Stated exercise: Check each line of the data for "JSON" and select those that have it.

Record extracts:

┏━━

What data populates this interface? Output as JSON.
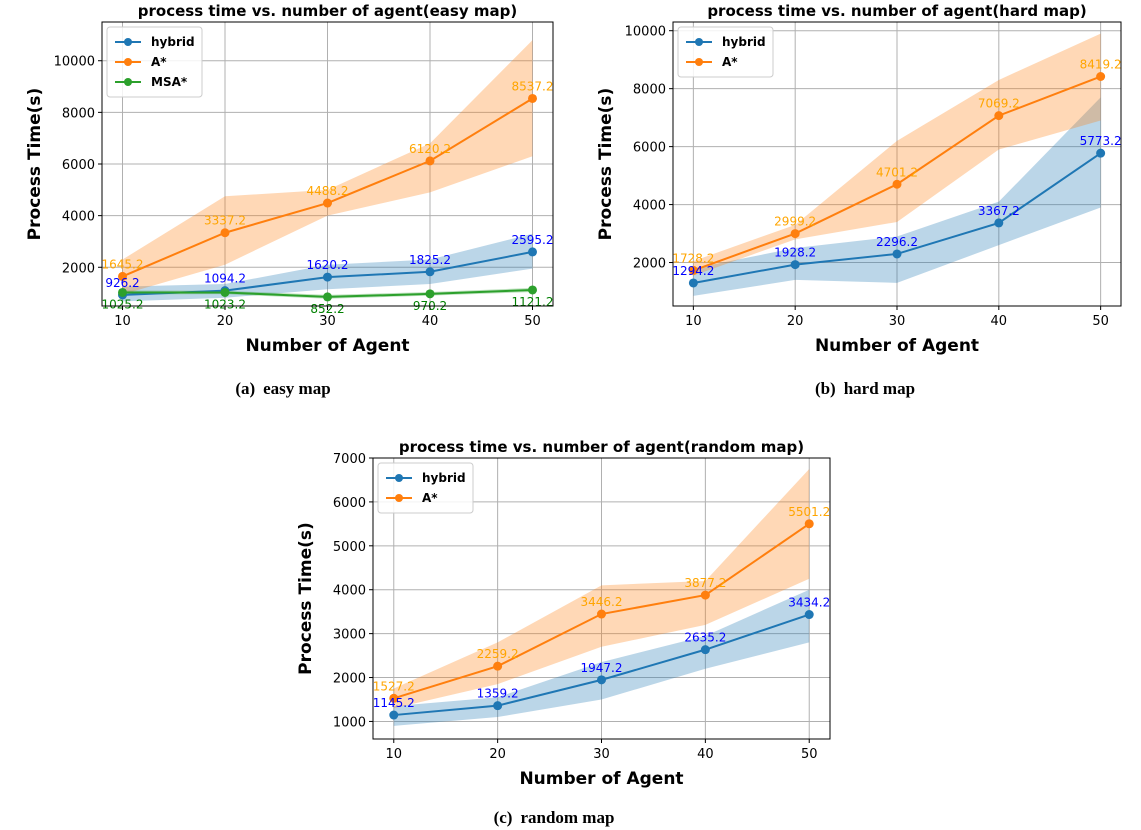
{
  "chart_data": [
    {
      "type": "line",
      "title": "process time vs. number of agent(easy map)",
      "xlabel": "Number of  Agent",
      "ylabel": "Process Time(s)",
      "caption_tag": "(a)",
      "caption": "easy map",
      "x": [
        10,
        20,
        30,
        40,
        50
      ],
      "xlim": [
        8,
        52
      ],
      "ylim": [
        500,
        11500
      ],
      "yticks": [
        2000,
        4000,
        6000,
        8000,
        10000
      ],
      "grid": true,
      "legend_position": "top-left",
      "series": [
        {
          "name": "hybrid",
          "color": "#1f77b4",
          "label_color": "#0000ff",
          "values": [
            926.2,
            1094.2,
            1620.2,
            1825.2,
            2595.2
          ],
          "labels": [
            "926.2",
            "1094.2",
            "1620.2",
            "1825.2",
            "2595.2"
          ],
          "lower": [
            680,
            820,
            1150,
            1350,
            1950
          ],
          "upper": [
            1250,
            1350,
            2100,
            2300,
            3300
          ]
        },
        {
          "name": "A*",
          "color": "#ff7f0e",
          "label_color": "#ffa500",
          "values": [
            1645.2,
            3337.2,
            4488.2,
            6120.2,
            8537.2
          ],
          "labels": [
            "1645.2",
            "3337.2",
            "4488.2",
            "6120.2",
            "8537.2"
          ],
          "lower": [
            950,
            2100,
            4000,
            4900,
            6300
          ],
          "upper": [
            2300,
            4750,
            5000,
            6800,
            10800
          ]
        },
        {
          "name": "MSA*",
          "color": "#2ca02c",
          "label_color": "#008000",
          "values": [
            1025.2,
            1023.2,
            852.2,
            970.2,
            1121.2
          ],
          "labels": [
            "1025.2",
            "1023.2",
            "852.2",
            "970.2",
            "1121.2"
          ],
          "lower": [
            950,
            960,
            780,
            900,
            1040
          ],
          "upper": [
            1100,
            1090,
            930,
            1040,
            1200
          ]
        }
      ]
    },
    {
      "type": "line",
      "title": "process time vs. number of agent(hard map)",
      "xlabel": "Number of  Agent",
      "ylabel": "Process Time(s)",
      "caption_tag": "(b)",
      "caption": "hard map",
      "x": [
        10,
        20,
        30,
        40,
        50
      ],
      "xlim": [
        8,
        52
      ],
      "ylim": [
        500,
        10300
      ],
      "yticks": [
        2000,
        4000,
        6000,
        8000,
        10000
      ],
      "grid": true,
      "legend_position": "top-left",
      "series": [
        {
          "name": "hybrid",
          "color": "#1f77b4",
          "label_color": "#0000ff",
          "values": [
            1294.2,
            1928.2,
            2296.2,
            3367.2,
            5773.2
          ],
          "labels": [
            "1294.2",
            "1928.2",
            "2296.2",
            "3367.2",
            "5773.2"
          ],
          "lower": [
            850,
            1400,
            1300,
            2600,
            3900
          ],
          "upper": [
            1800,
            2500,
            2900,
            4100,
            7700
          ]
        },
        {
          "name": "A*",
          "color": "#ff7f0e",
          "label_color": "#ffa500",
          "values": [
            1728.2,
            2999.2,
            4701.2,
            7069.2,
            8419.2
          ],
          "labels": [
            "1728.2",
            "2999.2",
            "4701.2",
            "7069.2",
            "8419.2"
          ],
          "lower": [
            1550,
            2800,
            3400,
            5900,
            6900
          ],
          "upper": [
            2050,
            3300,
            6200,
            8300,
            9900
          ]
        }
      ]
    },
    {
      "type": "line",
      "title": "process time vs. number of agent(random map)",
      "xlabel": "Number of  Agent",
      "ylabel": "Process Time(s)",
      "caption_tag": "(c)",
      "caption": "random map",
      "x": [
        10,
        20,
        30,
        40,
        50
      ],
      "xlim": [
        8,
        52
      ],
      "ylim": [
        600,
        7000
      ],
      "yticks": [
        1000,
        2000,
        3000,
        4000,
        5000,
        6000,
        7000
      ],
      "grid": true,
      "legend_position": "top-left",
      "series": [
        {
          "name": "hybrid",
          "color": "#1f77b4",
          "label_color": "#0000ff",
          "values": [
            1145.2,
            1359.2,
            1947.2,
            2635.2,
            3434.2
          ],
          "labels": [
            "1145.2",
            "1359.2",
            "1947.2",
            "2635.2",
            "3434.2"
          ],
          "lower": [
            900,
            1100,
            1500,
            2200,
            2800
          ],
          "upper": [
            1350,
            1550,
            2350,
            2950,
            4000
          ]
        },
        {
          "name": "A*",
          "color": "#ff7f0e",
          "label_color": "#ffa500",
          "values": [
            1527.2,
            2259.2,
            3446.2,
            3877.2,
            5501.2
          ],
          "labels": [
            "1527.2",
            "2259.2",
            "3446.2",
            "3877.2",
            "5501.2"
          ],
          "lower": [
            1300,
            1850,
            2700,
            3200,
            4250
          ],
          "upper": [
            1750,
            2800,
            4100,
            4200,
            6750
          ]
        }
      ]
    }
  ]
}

┗━━
┏━━

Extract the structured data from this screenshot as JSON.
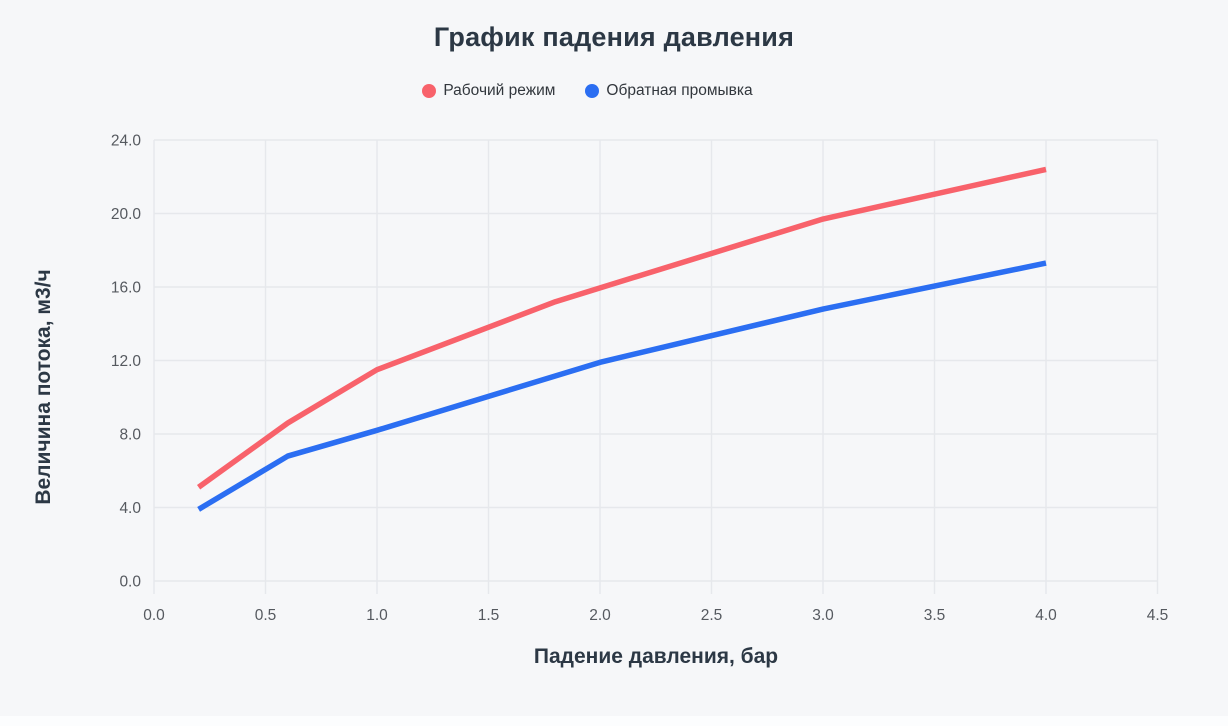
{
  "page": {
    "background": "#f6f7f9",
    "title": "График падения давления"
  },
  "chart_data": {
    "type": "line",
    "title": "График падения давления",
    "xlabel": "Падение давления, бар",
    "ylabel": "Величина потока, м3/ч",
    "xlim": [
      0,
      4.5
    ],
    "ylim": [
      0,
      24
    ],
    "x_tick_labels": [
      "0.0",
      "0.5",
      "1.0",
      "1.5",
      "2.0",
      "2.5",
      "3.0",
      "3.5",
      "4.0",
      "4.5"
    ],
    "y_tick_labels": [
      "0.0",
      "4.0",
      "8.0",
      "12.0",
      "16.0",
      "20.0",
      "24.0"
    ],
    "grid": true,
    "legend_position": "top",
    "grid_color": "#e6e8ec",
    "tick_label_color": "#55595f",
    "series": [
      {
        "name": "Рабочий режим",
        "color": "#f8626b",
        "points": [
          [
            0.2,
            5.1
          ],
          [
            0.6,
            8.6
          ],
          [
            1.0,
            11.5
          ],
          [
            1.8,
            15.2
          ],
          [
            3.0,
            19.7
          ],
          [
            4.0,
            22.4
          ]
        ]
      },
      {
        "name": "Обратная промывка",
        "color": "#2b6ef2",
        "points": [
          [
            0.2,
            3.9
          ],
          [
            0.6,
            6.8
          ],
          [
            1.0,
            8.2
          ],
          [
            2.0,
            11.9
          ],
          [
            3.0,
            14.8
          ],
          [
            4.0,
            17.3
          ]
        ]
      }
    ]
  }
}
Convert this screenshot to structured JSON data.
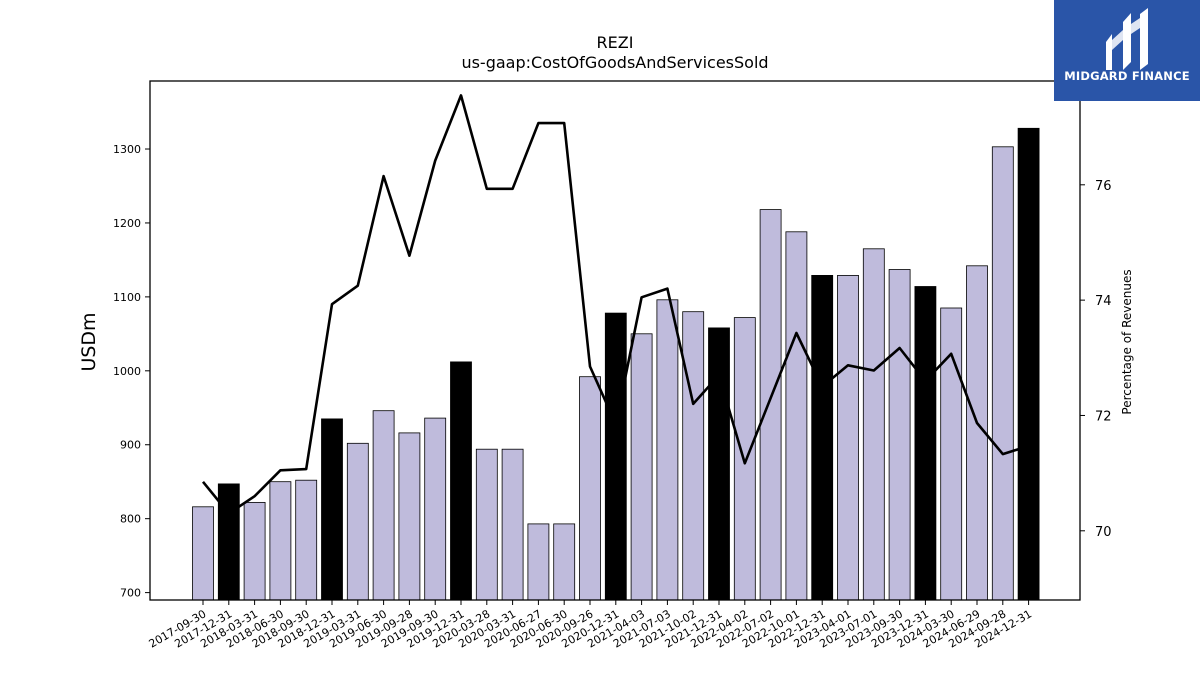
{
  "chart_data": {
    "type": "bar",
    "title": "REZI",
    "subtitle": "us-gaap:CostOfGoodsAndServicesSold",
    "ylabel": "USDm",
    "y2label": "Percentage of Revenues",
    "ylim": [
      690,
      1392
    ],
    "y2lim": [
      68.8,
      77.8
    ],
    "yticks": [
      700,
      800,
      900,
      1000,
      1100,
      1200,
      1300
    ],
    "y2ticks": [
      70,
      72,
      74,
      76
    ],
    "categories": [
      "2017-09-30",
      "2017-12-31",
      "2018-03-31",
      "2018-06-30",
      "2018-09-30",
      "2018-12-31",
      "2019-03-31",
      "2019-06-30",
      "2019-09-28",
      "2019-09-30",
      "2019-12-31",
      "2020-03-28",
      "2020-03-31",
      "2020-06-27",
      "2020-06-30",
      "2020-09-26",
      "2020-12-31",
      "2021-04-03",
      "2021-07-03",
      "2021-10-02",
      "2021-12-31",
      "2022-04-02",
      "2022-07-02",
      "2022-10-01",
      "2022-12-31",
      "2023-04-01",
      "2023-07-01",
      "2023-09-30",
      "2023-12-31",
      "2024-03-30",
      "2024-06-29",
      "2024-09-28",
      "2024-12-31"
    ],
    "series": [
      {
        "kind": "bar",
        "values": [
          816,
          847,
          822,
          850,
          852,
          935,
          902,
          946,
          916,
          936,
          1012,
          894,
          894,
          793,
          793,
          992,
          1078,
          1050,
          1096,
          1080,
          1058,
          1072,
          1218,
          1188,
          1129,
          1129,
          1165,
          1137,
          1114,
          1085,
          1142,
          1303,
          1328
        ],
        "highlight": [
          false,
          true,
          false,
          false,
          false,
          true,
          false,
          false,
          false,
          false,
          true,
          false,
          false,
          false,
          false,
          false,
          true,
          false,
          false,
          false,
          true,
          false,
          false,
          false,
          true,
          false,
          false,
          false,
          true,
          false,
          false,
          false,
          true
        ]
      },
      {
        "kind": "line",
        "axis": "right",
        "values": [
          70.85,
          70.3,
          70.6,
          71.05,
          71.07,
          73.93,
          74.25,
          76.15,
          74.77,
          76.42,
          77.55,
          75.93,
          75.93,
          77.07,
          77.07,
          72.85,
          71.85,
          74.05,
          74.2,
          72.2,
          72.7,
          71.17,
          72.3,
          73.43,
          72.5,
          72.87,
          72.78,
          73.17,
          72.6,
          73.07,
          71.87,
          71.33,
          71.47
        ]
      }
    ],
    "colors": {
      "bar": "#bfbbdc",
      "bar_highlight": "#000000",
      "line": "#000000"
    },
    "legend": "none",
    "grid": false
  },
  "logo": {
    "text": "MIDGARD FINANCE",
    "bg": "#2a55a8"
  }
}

┗━━
┏━━

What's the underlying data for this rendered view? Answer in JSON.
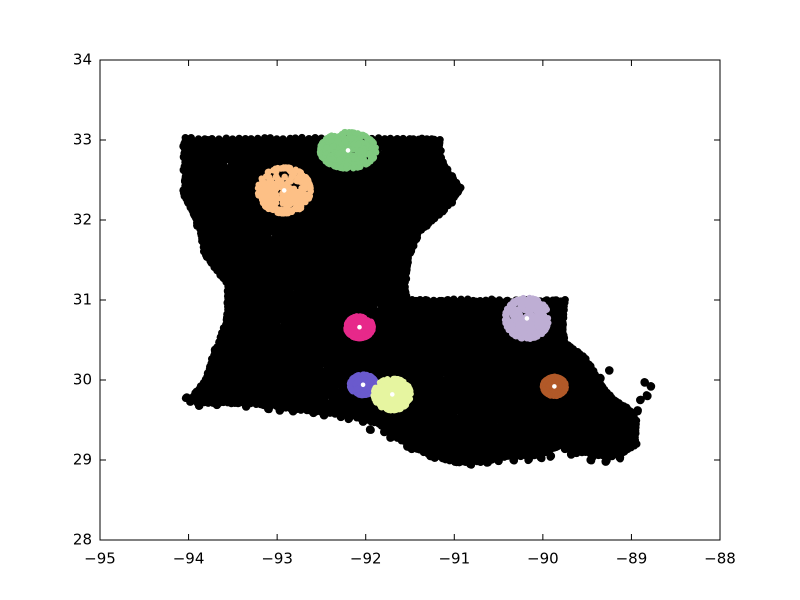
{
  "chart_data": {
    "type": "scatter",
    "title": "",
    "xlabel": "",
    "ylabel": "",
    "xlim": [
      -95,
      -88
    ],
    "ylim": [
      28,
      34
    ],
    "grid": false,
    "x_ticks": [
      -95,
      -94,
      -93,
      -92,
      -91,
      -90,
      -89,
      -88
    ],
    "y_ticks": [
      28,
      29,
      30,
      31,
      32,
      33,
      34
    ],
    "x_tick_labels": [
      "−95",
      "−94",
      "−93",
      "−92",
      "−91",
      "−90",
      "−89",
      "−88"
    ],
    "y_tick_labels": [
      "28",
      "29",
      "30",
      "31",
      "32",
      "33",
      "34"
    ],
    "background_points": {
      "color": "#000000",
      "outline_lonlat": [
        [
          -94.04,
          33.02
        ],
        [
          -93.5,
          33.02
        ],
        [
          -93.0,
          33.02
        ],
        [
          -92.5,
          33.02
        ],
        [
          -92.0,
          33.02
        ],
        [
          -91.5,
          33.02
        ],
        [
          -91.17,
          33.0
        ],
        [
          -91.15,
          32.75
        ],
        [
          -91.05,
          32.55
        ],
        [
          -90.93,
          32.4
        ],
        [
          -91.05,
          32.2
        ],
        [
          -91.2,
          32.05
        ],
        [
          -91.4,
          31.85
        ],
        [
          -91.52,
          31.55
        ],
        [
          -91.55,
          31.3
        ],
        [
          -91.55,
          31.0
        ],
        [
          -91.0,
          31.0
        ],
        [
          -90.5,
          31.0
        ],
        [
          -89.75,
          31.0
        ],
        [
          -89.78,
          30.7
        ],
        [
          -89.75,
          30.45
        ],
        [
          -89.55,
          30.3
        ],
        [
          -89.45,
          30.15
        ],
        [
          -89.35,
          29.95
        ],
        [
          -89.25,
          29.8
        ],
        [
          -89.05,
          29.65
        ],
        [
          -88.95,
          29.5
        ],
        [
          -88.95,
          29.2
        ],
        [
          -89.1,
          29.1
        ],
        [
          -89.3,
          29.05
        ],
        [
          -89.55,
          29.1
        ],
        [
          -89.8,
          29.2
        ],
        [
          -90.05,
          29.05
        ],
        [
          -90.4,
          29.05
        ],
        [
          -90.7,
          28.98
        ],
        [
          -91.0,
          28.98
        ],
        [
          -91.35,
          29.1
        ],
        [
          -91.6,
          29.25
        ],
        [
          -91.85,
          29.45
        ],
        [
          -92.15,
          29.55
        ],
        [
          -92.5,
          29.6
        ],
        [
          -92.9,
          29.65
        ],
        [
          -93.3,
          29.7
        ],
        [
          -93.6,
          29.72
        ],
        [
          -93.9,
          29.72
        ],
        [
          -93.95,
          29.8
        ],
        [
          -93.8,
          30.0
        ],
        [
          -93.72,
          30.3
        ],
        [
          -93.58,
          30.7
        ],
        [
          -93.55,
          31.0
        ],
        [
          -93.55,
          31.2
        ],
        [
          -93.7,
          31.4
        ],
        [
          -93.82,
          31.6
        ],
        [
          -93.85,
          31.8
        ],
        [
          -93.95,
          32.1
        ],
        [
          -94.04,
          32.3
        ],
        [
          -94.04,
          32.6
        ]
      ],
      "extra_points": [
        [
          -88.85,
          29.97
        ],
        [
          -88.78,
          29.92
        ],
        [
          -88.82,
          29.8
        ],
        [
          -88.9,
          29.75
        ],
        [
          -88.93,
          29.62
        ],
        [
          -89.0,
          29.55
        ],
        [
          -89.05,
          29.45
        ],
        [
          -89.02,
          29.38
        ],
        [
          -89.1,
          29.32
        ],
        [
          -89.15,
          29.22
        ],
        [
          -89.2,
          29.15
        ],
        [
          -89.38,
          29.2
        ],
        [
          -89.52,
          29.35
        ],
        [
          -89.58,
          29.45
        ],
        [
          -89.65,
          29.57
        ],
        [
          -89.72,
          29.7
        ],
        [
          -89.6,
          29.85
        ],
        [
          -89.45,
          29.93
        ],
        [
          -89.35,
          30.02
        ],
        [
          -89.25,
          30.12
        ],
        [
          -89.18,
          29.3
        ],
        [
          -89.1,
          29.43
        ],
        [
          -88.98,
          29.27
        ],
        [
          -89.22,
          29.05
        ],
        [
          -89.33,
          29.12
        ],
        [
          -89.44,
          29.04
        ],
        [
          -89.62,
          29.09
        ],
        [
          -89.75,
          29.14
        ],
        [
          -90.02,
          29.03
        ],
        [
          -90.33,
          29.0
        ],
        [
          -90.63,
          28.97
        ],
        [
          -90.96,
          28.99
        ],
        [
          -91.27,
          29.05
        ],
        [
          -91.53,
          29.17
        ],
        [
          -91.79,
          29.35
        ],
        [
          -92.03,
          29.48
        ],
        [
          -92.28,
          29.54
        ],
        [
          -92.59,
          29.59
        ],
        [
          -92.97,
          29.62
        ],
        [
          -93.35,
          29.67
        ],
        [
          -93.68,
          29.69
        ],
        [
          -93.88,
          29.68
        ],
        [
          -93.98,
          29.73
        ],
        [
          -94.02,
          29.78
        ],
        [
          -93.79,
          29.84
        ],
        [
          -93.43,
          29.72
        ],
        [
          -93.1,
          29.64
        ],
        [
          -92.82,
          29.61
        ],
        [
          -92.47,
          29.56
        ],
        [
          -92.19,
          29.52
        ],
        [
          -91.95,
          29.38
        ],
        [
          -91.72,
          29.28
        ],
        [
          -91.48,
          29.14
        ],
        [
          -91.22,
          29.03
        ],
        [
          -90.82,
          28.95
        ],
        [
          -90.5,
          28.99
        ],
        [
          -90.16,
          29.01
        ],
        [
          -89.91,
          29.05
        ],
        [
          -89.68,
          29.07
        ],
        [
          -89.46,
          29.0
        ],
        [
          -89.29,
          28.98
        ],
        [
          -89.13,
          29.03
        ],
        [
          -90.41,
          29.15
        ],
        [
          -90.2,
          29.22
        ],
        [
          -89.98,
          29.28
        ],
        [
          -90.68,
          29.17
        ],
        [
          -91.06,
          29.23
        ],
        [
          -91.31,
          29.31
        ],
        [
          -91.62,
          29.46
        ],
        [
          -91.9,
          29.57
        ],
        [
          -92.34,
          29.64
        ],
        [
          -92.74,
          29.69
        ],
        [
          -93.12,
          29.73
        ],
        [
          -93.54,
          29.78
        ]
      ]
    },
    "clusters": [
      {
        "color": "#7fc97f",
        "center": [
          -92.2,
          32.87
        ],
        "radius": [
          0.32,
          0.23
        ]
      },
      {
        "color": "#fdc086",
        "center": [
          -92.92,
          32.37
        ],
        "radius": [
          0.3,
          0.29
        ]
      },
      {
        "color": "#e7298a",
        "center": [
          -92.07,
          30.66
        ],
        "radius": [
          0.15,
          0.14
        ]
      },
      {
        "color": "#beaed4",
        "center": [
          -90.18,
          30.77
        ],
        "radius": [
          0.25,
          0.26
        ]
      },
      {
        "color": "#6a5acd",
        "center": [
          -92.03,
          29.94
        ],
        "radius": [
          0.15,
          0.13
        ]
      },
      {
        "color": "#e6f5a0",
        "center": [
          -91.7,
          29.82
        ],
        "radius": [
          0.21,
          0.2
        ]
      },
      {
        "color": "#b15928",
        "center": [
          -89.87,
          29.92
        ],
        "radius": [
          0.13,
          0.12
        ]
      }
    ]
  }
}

┗━━

Finished task:
What data populates this interface? Output as JSON.
Extract the structured data from this screenshot as JSON.
Convert this screenshot to structured JSON data.
What's the underlying data for this rendered view? Answer in JSON.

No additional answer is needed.